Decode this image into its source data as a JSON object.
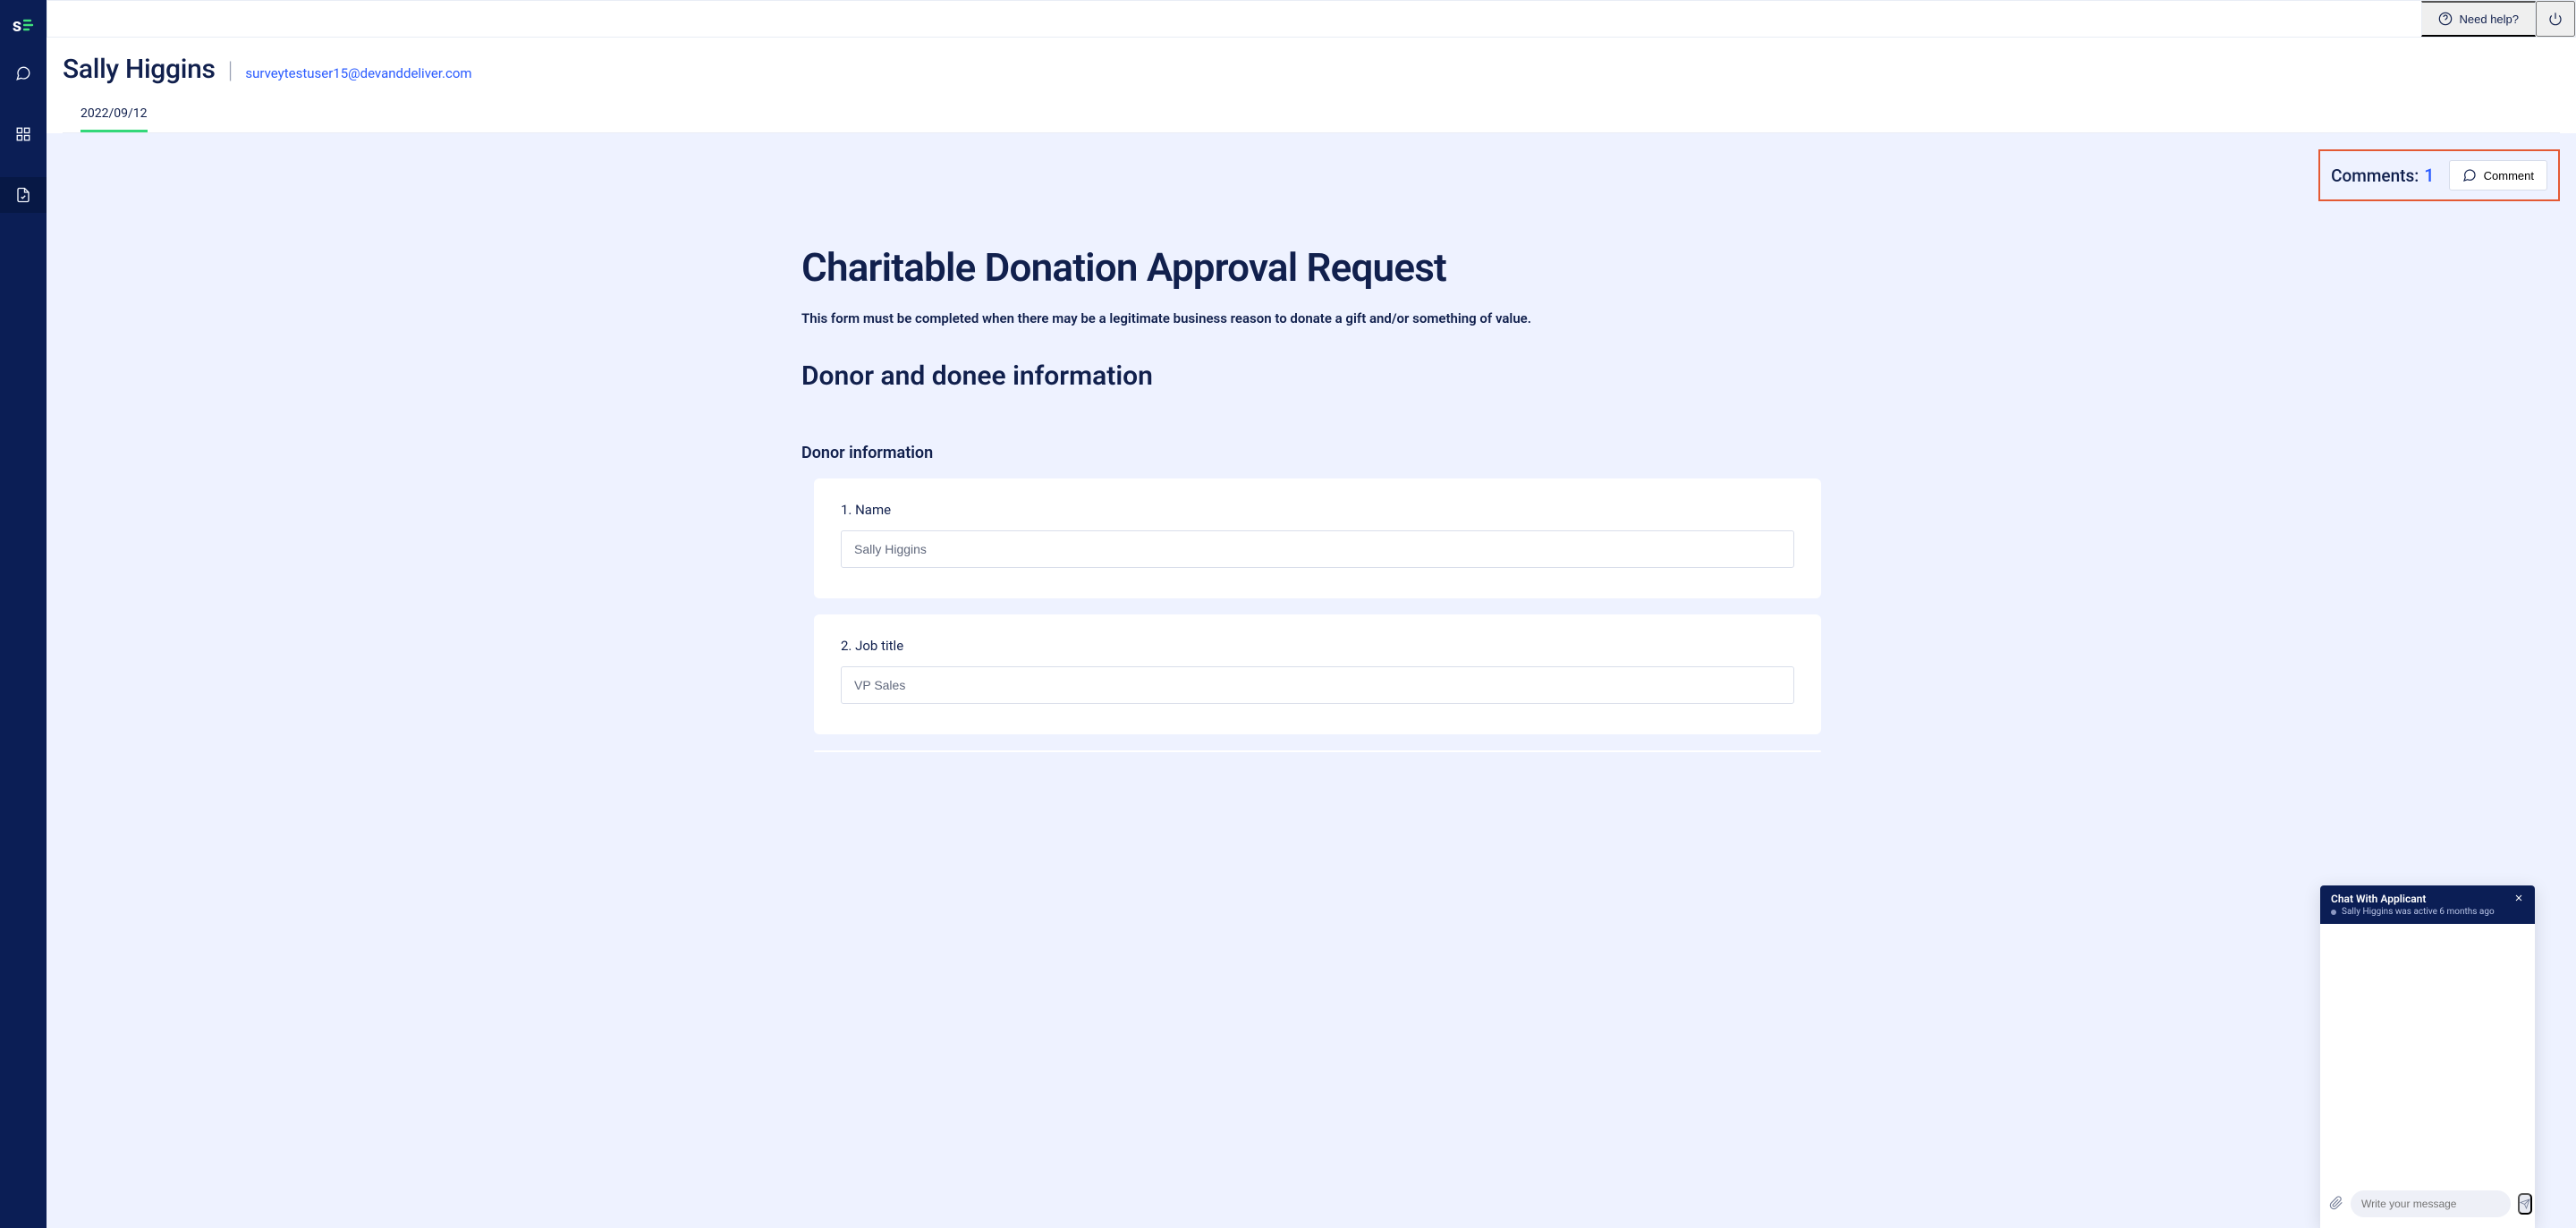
{
  "sidebar": {
    "logo_text": "s"
  },
  "topbar": {
    "need_help": "Need help?"
  },
  "header": {
    "name": "Sally Higgins",
    "divider": "|",
    "email": "surveytestuser15@devanddeliver.com"
  },
  "tabs": [
    {
      "label": "2022/09/12"
    }
  ],
  "comments": {
    "label": "Comments:",
    "count": "1",
    "button": "Comment"
  },
  "form": {
    "title": "Charitable Donation Approval Request",
    "subtitle": "This form must be completed when there may be a legitimate business reason to donate a gift and/or something of value.",
    "section_title": "Donor and donee information",
    "subsection_title": "Donor information",
    "questions": [
      {
        "label": "1. Name",
        "value": "Sally Higgins"
      },
      {
        "label": "2. Job title",
        "value": "VP Sales"
      }
    ]
  },
  "chat": {
    "title": "Chat With Applicant",
    "status": "Sally Higgins was active 6 months ago",
    "placeholder": "Write your message"
  }
}
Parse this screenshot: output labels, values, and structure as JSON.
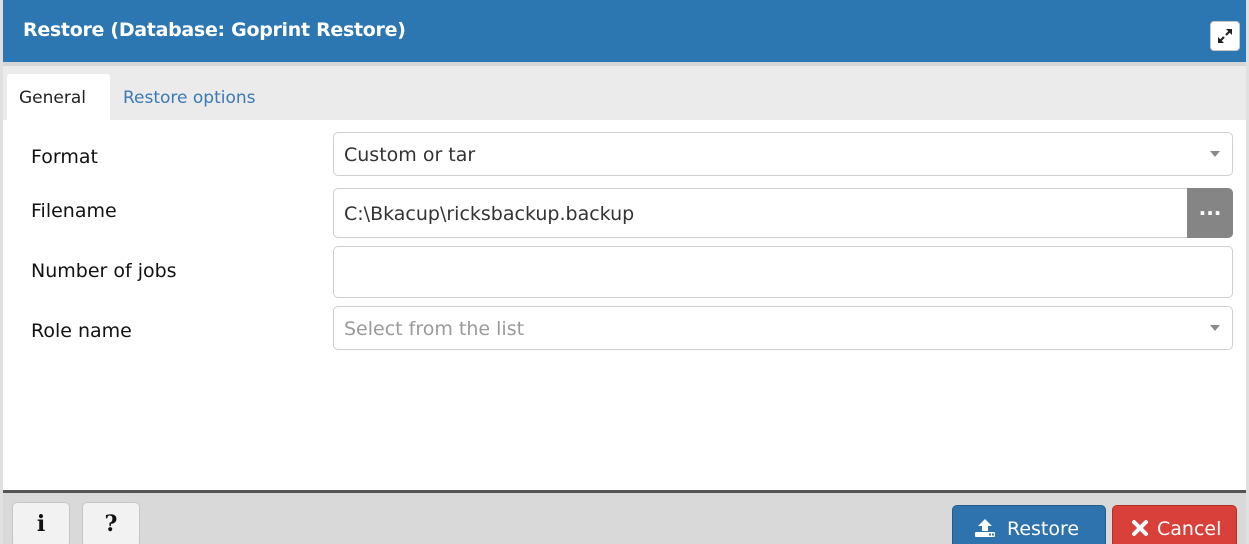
{
  "dialog": {
    "title": "Restore (Database: Goprint Restore)",
    "maximize_icon": "expand-icon"
  },
  "tabs": [
    {
      "label": "General",
      "active": true
    },
    {
      "label": "Restore options",
      "active": false
    }
  ],
  "form": {
    "format": {
      "label": "Format",
      "value": "Custom or tar"
    },
    "filename": {
      "label": "Filename",
      "value": "C:\\Bkacup\\ricksbackup.backup",
      "browse_label": "..."
    },
    "jobs": {
      "label": "Number of jobs",
      "value": ""
    },
    "role": {
      "label": "Role name",
      "placeholder": "Select from the list"
    }
  },
  "footer": {
    "info_label": "i",
    "help_label": "?",
    "restore_label": "Restore",
    "cancel_label": "Cancel"
  },
  "colors": {
    "titlebar": "#2c76b2",
    "restore_button": "#2e73ae",
    "cancel_button": "#d9403a",
    "tab_link": "#3a79b5"
  }
}
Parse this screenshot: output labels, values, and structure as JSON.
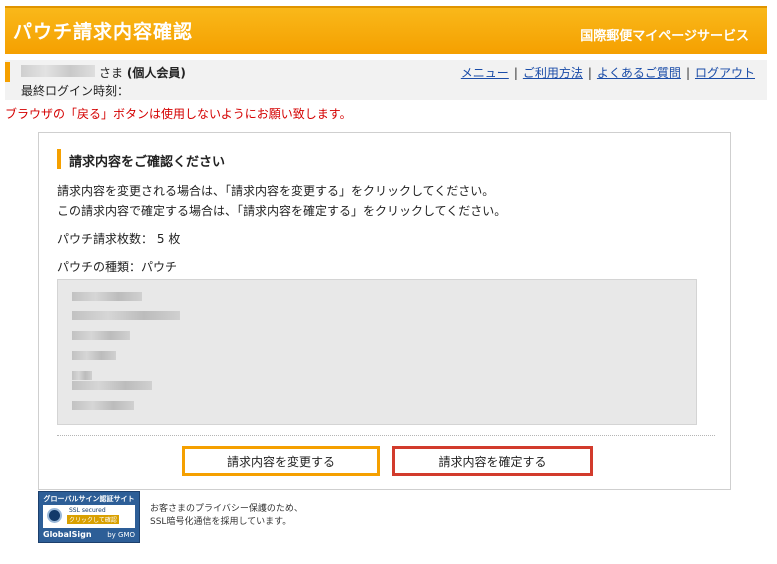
{
  "header": {
    "title": "パウチ請求内容確認",
    "service": "国際郵便マイページサービス"
  },
  "user": {
    "suffix": "さま",
    "member_type": "(個人会員)",
    "last_login_label": "最終ログイン時刻："
  },
  "nav": {
    "menu": "メニュー",
    "usage": "ご利用方法",
    "faq": "よくあるご質問",
    "logout": "ログアウト",
    "separator": "|"
  },
  "warning": "ブラウザの「戻る」ボタンは使用しないようにお願い致します。",
  "panel": {
    "heading": "請求内容をご確認ください",
    "instruction_1": "請求内容を変更される場合は、「請求内容を変更する」をクリックしてください。",
    "instruction_2": "この請求内容で確定する場合は、「請求内容を確定する」をクリックしてください。",
    "count_label": "パウチ請求枚数：",
    "count_value": "5",
    "count_unit": "枚",
    "type_label": "パウチの種類：",
    "type_value": "パウチ"
  },
  "buttons": {
    "change": "請求内容を変更する",
    "confirm": "請求内容を確定する"
  },
  "seal": {
    "title": "グローバルサイン認証サイト",
    "ssl": "SSL secured",
    "click": "クリックして確認",
    "brand": "GlobalSign",
    "by": "by GMO"
  },
  "seal_text": {
    "line1": "お客さまのプライバシー保護のため、",
    "line2": "SSL暗号化通信を採用しています。"
  },
  "colors": {
    "brand_orange": "#f5a000",
    "warning_red": "#d40000",
    "confirm_border": "#d23b2c",
    "link_blue": "#1a4ca8"
  }
}
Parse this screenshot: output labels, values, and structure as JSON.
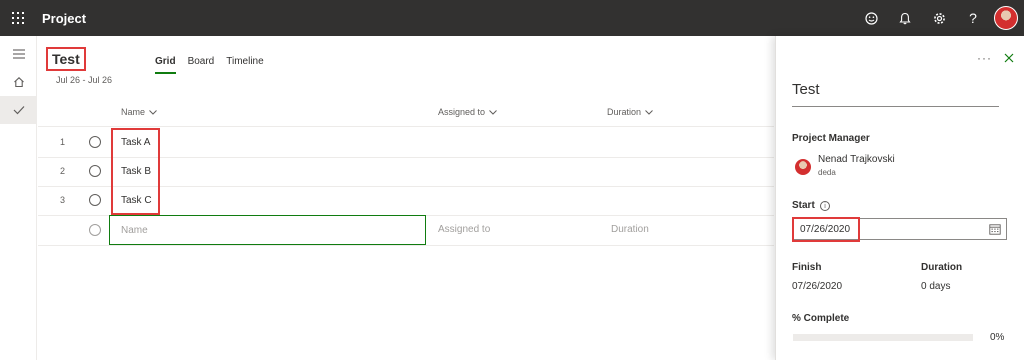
{
  "topbar": {
    "app_title": "Project",
    "help_label": "?"
  },
  "rail": {
    "items": [
      "menu",
      "home",
      "check"
    ]
  },
  "project": {
    "title": "Test",
    "dates": "Jul 26 - Jul 26"
  },
  "tabs": [
    "Grid",
    "Board",
    "Timeline"
  ],
  "grid": {
    "columns": {
      "name": "Name",
      "assigned": "Assigned to",
      "duration": "Duration"
    },
    "rows": [
      {
        "num": "1",
        "name": "Task A"
      },
      {
        "num": "2",
        "name": "Task B"
      },
      {
        "num": "3",
        "name": "Task C"
      }
    ],
    "new_row": {
      "name_placeholder": "Name",
      "assigned_placeholder": "Assigned to",
      "duration_placeholder": "Duration"
    }
  },
  "pane": {
    "title": "Test",
    "pm_label": "Project Manager",
    "pm_name": "Nenad Trajkovski",
    "pm_sub": "deda",
    "start_label": "Start",
    "start_value": "07/26/2020",
    "finish_label": "Finish",
    "finish_value": "07/26/2020",
    "duration_label": "Duration",
    "duration_value": "0 days",
    "complete_label": "% Complete",
    "complete_value": "0%"
  },
  "colors": {
    "accent": "#107c10",
    "highlight": "#e03a3a",
    "topbar": "#323130"
  }
}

> [Given problem]: Every line above should be repeated exactly; pictures stay out of the copy.

> [The result]:
Decode this image into its source data as a JSON object.
{
  "sidebar": {
    "logo_text": "s"
  },
  "topbar": {
    "need_help": "Need help?"
  },
  "header": {
    "name": "Sally Higgins",
    "divider": "|",
    "email": "surveytestuser15@devanddeliver.com"
  },
  "tabs": [
    {
      "label": "2022/09/12"
    }
  ],
  "comments": {
    "label": "Comments:",
    "count": "1",
    "button": "Comment"
  },
  "form": {
    "title": "Charitable Donation Approval Request",
    "subtitle": "This form must be completed when there may be a legitimate business reason to donate a gift and/or something of value.",
    "section_title": "Donor and donee information",
    "subsection_title": "Donor information",
    "questions": [
      {
        "label": "1. Name",
        "value": "Sally Higgins"
      },
      {
        "label": "2. Job title",
        "value": "VP Sales"
      }
    ]
  },
  "chat": {
    "title": "Chat With Applicant",
    "status": "Sally Higgins was active 6 months ago",
    "placeholder": "Write your message"
  }
}
Parse this screenshot: output labels, values, and structure as JSON.
{
  "dialog": {
    "title": "Restore (Database: Goprint Restore)",
    "maximize_icon": "expand-icon"
  },
  "tabs": [
    {
      "label": "General",
      "active": true
    },
    {
      "label": "Restore options",
      "active": false
    }
  ],
  "form": {
    "format": {
      "label": "Format",
      "value": "Custom or tar"
    },
    "filename": {
      "label": "Filename",
      "value": "C:\\Bkacup\\ricksbackup.backup",
      "browse_label": "..."
    },
    "jobs": {
      "label": "Number of jobs",
      "value": ""
    },
    "role": {
      "label": "Role name",
      "placeholder": "Select from the list"
    }
  },
  "footer": {
    "info_label": "i",
    "help_label": "?",
    "restore_label": "Restore",
    "cancel_label": "Cancel"
  },
  "colors": {
    "titlebar": "#2c76b2",
    "restore_button": "#2e73ae",
    "cancel_button": "#d9403a",
    "tab_link": "#3a79b5"
  }
}
Parse this screenshot: output labels, values, and structure as JSON.
{
  "header": {
    "title": "パウチ請求内容確認",
    "service": "国際郵便マイページサービス"
  },
  "user": {
    "suffix": "さま",
    "member_type": "(個人会員)",
    "last_login_label": "最終ログイン時刻："
  },
  "nav": {
    "menu": "メニュー",
    "usage": "ご利用方法",
    "faq": "よくあるご質問",
    "logout": "ログアウト",
    "separator": "|"
  },
  "warning": "ブラウザの「戻る」ボタンは使用しないようにお願い致します。",
  "panel": {
    "heading": "請求内容をご確認ください",
    "instruction_1": "請求内容を変更される場合は、「請求内容を変更する」をクリックしてください。",
    "instruction_2": "この請求内容で確定する場合は、「請求内容を確定する」をクリックしてください。",
    "count_label": "パウチ請求枚数：",
    "count_value": "5",
    "count_unit": "枚",
    "type_label": "パウチの種類：",
    "type_value": "パウチ"
  },
  "buttons": {
    "change": "請求内容を変更する",
    "confirm": "請求内容を確定する"
  },
  "seal": {
    "title": "グローバルサイン認証サイト",
    "ssl": "SSL secured",
    "click": "クリックして確認",
    "brand": "GlobalSign",
    "by": "by GMO"
  },
  "seal_text": {
    "line1": "お客さまのプライバシー保護のため、",
    "line2": "SSL暗号化通信を採用しています。"
  },
  "colors": {
    "brand_orange": "#f5a000",
    "warning_red": "#d40000",
    "confirm_border": "#d23b2c",
    "link_blue": "#1a4ca8"
  }
}
Parse this screenshot: output labels, values, and structure as JSON.
{
  "topbar": {
    "app_title": "Project",
    "help_label": "?"
  },
  "rail": {
    "items": [
      "menu",
      "home",
      "check"
    ]
  },
  "project": {
    "title": "Test",
    "dates": "Jul 26 - Jul 26"
  },
  "tabs": [
    "Grid",
    "Board",
    "Timeline"
  ],
  "grid": {
    "columns": {
      "name": "Name",
      "assigned": "Assigned to",
      "duration": "Duration"
    },
    "rows": [
      {
        "num": "1",
        "name": "Task A"
      },
      {
        "num": "2",
        "name": "Task B"
      },
      {
        "num": "3",
        "name": "Task C"
      }
    ],
    "new_row": {
      "name_placeholder": "Name",
      "assigned_placeholder": "Assigned to",
      "duration_placeholder": "Duration"
    }
  },
  "pane": {
    "title": "Test",
    "pm_label": "Project Manager",
    "pm_name": "Nenad Trajkovski",
    "pm_sub": "deda",
    "start_label": "Start",
    "start_value": "07/26/2020",
    "finish_label": "Finish",
    "finish_value": "07/26/2020",
    "duration_label": "Duration",
    "duration_value": "0 days",
    "complete_label": "% Complete",
    "complete_value": "0%"
  },
  "colors": {
    "accent": "#107c10",
    "highlight": "#e03a3a",
    "topbar": "#323130"
  }
}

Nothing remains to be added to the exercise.